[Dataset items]
────────────────
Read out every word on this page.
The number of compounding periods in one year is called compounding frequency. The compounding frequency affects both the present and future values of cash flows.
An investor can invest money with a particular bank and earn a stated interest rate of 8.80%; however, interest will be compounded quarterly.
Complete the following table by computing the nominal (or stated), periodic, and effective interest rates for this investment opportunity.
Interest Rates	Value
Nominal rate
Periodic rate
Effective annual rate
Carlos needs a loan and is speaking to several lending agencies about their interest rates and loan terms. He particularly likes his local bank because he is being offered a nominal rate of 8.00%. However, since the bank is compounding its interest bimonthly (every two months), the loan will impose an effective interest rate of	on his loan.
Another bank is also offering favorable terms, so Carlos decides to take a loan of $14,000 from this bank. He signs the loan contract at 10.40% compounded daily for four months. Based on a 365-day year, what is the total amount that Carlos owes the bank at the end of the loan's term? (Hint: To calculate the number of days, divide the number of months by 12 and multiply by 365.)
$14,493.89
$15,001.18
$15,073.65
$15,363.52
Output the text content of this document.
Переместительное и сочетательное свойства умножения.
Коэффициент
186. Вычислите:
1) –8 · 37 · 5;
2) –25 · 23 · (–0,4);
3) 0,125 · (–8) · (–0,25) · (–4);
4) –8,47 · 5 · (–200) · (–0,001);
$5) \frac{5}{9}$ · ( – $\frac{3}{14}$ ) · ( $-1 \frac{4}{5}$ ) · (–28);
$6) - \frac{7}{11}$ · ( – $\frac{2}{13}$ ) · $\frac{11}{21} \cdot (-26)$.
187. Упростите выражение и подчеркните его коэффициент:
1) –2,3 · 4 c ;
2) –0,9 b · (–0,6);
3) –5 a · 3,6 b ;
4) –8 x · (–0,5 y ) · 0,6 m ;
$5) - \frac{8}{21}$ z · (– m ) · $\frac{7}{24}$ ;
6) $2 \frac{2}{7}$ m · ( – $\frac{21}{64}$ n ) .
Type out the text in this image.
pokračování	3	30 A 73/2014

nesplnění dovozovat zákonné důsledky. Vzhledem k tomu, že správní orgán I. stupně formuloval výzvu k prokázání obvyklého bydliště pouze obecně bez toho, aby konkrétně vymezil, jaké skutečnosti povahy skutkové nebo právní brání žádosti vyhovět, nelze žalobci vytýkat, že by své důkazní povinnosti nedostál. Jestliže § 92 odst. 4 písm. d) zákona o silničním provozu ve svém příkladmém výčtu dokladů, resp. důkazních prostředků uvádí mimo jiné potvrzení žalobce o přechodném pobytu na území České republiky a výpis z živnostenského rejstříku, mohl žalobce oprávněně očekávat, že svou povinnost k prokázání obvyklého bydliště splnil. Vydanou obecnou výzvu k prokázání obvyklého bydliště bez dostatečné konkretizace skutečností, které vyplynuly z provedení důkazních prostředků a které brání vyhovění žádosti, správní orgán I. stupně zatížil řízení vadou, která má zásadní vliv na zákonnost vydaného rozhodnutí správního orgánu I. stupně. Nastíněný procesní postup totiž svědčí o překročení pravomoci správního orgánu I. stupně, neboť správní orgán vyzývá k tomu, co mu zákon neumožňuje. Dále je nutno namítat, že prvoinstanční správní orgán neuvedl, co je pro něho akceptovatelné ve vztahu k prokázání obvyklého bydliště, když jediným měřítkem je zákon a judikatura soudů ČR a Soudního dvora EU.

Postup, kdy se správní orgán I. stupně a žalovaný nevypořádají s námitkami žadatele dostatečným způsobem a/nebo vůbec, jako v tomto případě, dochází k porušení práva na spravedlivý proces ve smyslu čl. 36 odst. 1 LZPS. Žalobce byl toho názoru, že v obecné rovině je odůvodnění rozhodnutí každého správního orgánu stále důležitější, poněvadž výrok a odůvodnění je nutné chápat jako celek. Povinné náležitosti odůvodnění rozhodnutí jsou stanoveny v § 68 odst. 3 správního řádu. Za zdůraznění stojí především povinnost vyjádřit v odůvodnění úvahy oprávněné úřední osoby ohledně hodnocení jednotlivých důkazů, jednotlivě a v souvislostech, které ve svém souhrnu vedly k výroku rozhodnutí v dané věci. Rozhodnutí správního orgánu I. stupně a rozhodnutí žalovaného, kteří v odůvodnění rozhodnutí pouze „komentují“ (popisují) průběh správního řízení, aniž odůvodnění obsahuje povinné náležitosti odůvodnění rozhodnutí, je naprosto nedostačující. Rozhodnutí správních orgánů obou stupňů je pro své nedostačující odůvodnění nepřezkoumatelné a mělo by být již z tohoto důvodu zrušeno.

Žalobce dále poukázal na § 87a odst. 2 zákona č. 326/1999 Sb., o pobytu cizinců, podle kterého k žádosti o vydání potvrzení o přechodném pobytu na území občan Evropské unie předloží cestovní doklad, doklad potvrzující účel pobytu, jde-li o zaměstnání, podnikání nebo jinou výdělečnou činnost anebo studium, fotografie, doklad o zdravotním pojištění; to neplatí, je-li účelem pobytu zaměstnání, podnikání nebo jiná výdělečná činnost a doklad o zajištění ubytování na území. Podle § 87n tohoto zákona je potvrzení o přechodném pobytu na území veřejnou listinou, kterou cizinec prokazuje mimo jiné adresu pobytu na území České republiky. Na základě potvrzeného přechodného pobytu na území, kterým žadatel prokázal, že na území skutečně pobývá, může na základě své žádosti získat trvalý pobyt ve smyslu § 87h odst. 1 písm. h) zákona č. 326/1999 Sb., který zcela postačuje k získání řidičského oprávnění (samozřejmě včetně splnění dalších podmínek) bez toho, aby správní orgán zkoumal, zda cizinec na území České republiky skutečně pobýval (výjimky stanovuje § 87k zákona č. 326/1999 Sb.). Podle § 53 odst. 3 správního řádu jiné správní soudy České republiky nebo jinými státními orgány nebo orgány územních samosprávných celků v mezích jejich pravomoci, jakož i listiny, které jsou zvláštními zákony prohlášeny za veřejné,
────────────────
In the entries above, count each line holding "number" and report the total and nothing more.

■ The response
2